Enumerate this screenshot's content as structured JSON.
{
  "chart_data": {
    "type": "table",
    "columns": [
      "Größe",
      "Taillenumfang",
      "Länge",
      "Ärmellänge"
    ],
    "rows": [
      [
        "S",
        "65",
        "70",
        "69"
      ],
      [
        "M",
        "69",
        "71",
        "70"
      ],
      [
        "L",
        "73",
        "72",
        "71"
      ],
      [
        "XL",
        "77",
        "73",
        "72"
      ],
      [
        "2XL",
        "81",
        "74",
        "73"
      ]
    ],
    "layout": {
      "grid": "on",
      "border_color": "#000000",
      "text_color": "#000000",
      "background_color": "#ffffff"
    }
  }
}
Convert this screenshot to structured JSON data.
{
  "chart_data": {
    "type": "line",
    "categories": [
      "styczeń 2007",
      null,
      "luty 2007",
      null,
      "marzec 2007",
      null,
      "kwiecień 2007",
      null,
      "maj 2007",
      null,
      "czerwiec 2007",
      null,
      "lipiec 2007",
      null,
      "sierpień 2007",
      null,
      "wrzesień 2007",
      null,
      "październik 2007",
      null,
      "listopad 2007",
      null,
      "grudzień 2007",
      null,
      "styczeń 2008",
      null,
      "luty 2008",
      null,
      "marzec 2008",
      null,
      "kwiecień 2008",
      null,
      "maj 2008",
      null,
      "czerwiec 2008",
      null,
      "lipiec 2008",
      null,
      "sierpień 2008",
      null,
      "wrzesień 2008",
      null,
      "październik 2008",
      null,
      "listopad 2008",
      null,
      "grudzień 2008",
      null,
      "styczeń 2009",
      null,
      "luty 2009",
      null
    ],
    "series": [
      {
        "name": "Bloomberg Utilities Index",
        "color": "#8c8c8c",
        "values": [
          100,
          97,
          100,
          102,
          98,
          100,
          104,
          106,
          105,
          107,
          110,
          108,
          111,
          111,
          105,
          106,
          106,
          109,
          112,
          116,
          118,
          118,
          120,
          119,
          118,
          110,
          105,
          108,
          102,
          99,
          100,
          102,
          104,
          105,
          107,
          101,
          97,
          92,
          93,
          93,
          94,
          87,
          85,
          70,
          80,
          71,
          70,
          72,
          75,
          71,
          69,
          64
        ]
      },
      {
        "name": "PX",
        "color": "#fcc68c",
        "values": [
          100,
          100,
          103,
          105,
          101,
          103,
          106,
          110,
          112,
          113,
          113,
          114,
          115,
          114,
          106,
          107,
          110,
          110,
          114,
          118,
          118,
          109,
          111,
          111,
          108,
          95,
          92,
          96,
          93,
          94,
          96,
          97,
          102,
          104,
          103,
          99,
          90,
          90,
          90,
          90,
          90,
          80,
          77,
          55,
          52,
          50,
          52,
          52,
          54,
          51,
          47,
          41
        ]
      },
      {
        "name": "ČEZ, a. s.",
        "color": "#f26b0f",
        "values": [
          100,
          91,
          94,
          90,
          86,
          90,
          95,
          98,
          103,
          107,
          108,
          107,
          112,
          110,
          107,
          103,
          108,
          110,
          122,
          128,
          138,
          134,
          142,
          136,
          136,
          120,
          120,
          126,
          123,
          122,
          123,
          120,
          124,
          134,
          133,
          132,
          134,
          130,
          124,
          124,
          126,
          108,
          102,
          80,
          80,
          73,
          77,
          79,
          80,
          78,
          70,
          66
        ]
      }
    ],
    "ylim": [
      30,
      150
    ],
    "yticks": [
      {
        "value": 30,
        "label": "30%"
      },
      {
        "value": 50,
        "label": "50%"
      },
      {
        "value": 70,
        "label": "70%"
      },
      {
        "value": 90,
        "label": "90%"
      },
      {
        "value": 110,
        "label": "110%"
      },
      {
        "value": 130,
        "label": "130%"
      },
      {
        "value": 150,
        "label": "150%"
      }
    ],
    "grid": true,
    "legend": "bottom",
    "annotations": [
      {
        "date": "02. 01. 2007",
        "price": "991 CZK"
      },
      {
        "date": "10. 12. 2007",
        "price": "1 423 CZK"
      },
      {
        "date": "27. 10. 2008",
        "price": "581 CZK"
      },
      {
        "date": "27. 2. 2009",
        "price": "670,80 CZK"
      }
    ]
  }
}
────────
REQUIREMENTS.
Transcribe the material above word for word.

TASK RESPONSE.
Enumerate this screenshot's content as structured JSON.
{
  "chart_data": {
    "type": "table",
    "columns": [
      "Größe",
      "Taillenumfang",
      "Länge",
      "Ärmellänge"
    ],
    "rows": [
      [
        "S",
        "65",
        "70",
        "69"
      ],
      [
        "M",
        "69",
        "71",
        "70"
      ],
      [
        "L",
        "73",
        "72",
        "71"
      ],
      [
        "XL",
        "77",
        "73",
        "72"
      ],
      [
        "2XL",
        "81",
        "74",
        "73"
      ]
    ],
    "layout": {
      "grid": "on",
      "border_color": "#000000",
      "text_color": "#000000",
      "background_color": "#ffffff"
    }
  }
}
Convert this screenshot to structured JSON data.
{
  "chart_data": {
    "type": "line",
    "categories": [
      "styczeń 2007",
      null,
      "luty 2007",
      null,
      "marzec 2007",
      null,
      "kwiecień 2007",
      null,
      "maj 2007",
      null,
      "czerwiec 2007",
      null,
      "lipiec 2007",
      null,
      "sierpień 2007",
      null,
      "wrzesień 2007",
      null,
      "październik 2007",
      null,
      "listopad 2007",
      null,
      "grudzień 2007",
      null,
      "styczeń 2008",
      null,
      "luty 2008",
      null,
      "marzec 2008",
      null,
      "kwiecień 2008",
      null,
      "maj 2008",
      null,
      "czerwiec 2008",
      null,
      "lipiec 2008",
      null,
      "sierpień 2008",
      null,
      "wrzesień 2008",
      null,
      "październik 2008",
      null,
      "listopad 2008",
      null,
      "grudzień 2008",
      null,
      "styczeń 2009",
      null,
      "luty 2009",
      null
    ],
    "series": [
      {
        "name": "Bloomberg Utilities Index",
        "color": "#8c8c8c",
        "values": [
          100,
          97,
          100,
          102,
          98,
          100,
          104,
          106,
          105,
          107,
          110,
          108,
          111,
          111,
          105,
          106,
          106,
          109,
          112,
          116,
          118,
          118,
          120,
          119,
          118,
          110,
          105,
          108,
          102,
          99,
          100,
          102,
          104,
          105,
          107,
          101,
          97,
          92,
          93,
          93,
          94,
          87,
          85,
          70,
          80,
          71,
          70,
          72,
          75,
          71,
          69,
          64
        ]
      },
      {
        "name": "PX",
        "color": "#fcc68c",
        "values": [
          100,
          100,
          103,
          105,
          101,
          103,
          106,
          110,
          112,
          113,
          113,
          114,
          115,
          114,
          106,
          107,
          110,
          110,
          114,
          118,
          118,
          109,
          111,
          111,
          108,
          95,
          92,
          96,
          93,
          94,
          96,
          97,
          102,
          104,
          103,
          99,
          90,
          90,
          90,
          90,
          90,
          80,
          77,
          55,
          52,
          50,
          52,
          52,
          54,
          51,
          47,
          41
        ]
      },
      {
        "name": "ČEZ, a. s.",
        "color": "#f26b0f",
        "values": [
          100,
          91,
          94,
          90,
          86,
          90,
          95,
          98,
          103,
          107,
          108,
          107,
          112,
          110,
          107,
          103,
          108,
          110,
          122,
          128,
          138,
          134,
          142,
          136,
          136,
          120,
          120,
          126,
          123,
          122,
          123,
          120,
          124,
          134,
          133,
          132,
          134,
          130,
          124,
          124,
          126,
          108,
          102,
          80,
          80,
          73,
          77,
          79,
          80,
          78,
          70,
          66
        ]
      }
    ],
    "ylim": [
      30,
      150
    ],
    "yticks": [
      {
        "value": 30,
        "label": "30%"
      },
      {
        "value": 50,
        "label": "50%"
      },
      {
        "value": 70,
        "label": "70%"
      },
      {
        "value": 90,
        "label": "90%"
      },
      {
        "value": 110,
        "label": "110%"
      },
      {
        "value": 130,
        "label": "130%"
      },
      {
        "value": 150,
        "label": "150%"
      }
    ],
    "grid": true,
    "legend": "bottom",
    "annotations": [
      {
        "date": "02. 01. 2007",
        "price": "991 CZK"
      },
      {
        "date": "10. 12. 2007",
        "price": "1 423 CZK"
      },
      {
        "date": "27. 10. 2008",
        "price": "581 CZK"
      },
      {
        "date": "27. 2. 2009",
        "price": "670,80 CZK"
      }
    ]
  }
}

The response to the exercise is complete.